WHAT THE EXERCISE ASKS: Reply with one number: the count of lines in the records below that hold "from".

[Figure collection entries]

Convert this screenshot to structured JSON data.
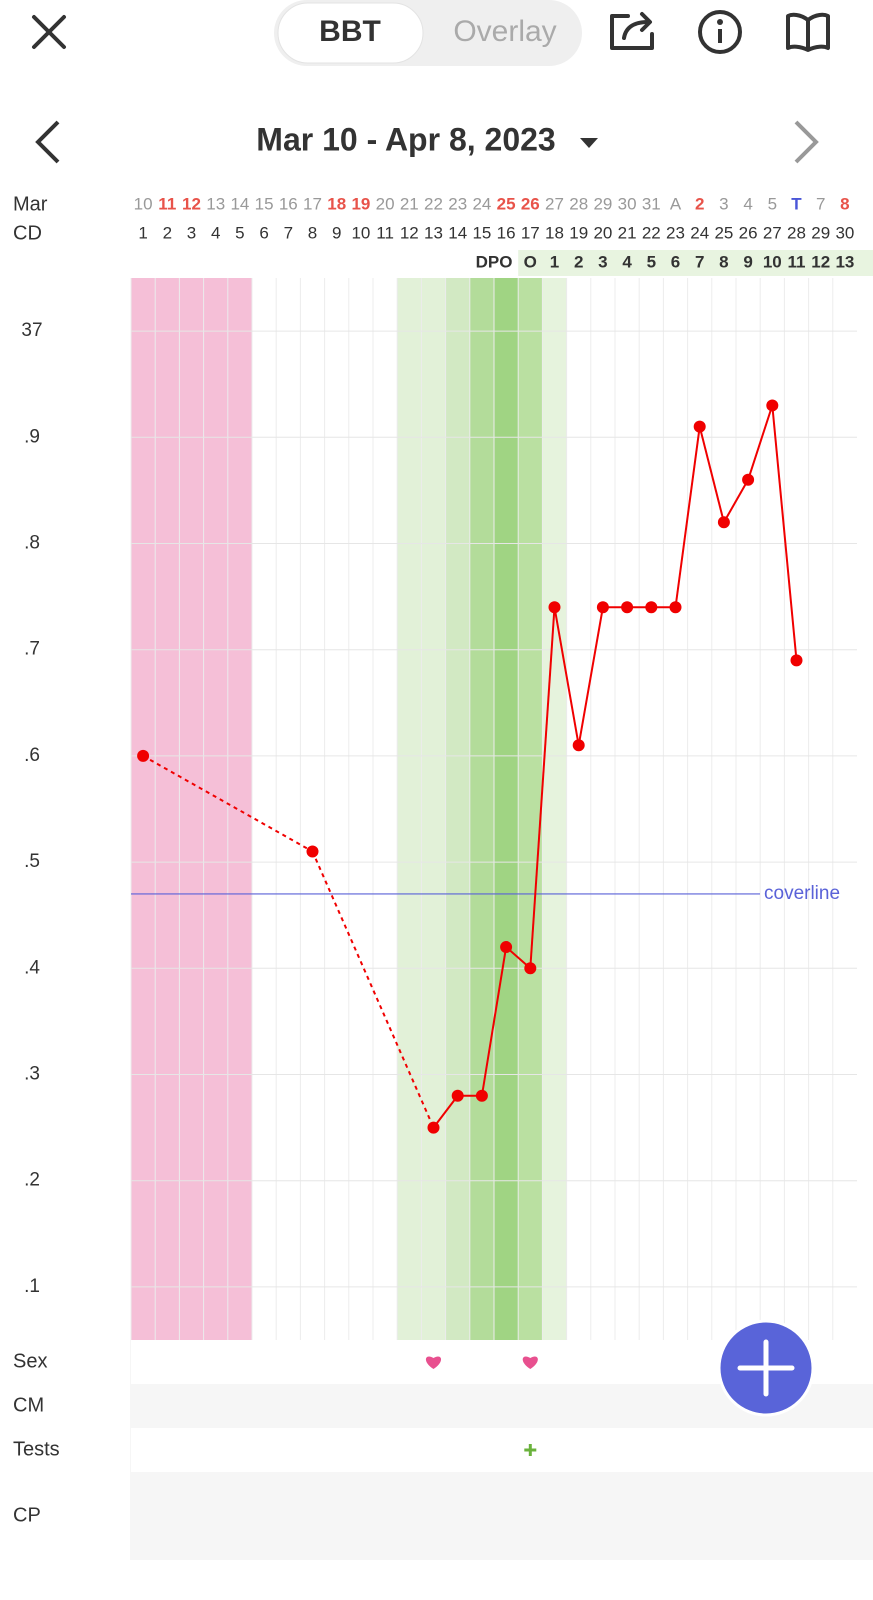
{
  "header": {
    "tabs": [
      "BBT",
      "Overlay"
    ],
    "date_range": "Mar 10 - Apr 8, 2023"
  },
  "chart_data": {
    "type": "line",
    "month_label": "Mar",
    "cd_label": "CD",
    "dpo_label": "DPO",
    "dates": [
      "10",
      "11",
      "12",
      "13",
      "14",
      "15",
      "16",
      "17",
      "18",
      "19",
      "20",
      "21",
      "22",
      "23",
      "24",
      "25",
      "26",
      "27",
      "28",
      "29",
      "30",
      "31",
      "A",
      "2",
      "3",
      "4",
      "5",
      "T",
      "7",
      "8"
    ],
    "date_colors": [
      "#999",
      "#e8534a",
      "#e8534a",
      "#999",
      "#999",
      "#999",
      "#999",
      "#999",
      "#e8534a",
      "#e8534a",
      "#999",
      "#999",
      "#999",
      "#999",
      "#999",
      "#e8534a",
      "#e8534a",
      "#999",
      "#999",
      "#999",
      "#999",
      "#999",
      "#999",
      "#e8534a",
      "#999",
      "#999",
      "#999",
      "#4a56d8",
      "#999",
      "#e8534a"
    ],
    "x": [
      1,
      2,
      3,
      4,
      5,
      6,
      7,
      8,
      9,
      10,
      11,
      12,
      13,
      14,
      15,
      16,
      17,
      18,
      19,
      20,
      21,
      22,
      23,
      24,
      25,
      26,
      27,
      28,
      29,
      30
    ],
    "dpo": [
      null,
      null,
      null,
      null,
      null,
      null,
      null,
      null,
      null,
      null,
      null,
      null,
      null,
      null,
      null,
      null,
      "O",
      1,
      2,
      3,
      4,
      5,
      6,
      7,
      8,
      9,
      10,
      11,
      12,
      13
    ],
    "values": [
      36.6,
      null,
      null,
      null,
      null,
      null,
      null,
      36.51,
      null,
      null,
      null,
      null,
      36.25,
      36.28,
      36.28,
      36.42,
      36.4,
      36.74,
      36.61,
      36.74,
      36.74,
      36.74,
      36.74,
      36.91,
      36.82,
      36.86,
      36.93,
      36.69,
      null,
      null
    ],
    "color": "#f00000",
    "xlim": [
      0.5,
      30.5
    ],
    "ylim": [
      36.05,
      37.05
    ],
    "yticks": [
      37,
      {
        "value": 36.9,
        "label": ".9"
      },
      {
        "value": 36.8,
        "label": ".8"
      },
      {
        "value": 36.7,
        "label": ".7"
      },
      {
        "value": 36.6,
        "label": ".6"
      },
      {
        "value": 36.5,
        "label": ".5"
      },
      {
        "value": 36.4,
        "label": ".4"
      },
      {
        "value": 36.3,
        "label": ".3"
      },
      {
        "value": 36.2,
        "label": ".2"
      },
      {
        "value": 36.1,
        "label": ".1"
      }
    ],
    "grid": true,
    "coverline": {
      "value": 36.47,
      "label": "coverline",
      "color": "#5a62d8"
    },
    "bands": [
      {
        "from": 1,
        "to": 5,
        "color": "#f5bfd7"
      },
      {
        "from": 12,
        "to": 13,
        "color": "#e2f1d8"
      },
      {
        "from": 14,
        "to": 14,
        "color": "#d2e9c3"
      },
      {
        "from": 15,
        "to": 15,
        "color": "#b3dc9a"
      },
      {
        "from": 16,
        "to": 16,
        "color": "#a0d483"
      },
      {
        "from": 17,
        "to": 17,
        "color": "#bae0a1"
      },
      {
        "from": 18,
        "to": 18,
        "color": "#e6f3dd"
      }
    ]
  },
  "rows": [
    {
      "label": "Sex",
      "days": [
        13,
        17
      ],
      "symbol": "heart",
      "color": "#e8508f"
    },
    {
      "label": "CM"
    },
    {
      "label": "Tests",
      "days": [
        17
      ],
      "symbol": "plus",
      "color": "#6ab23c"
    },
    {
      "label": "CP"
    }
  ]
}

SOLUTION FOR THIS EXERCISE: 7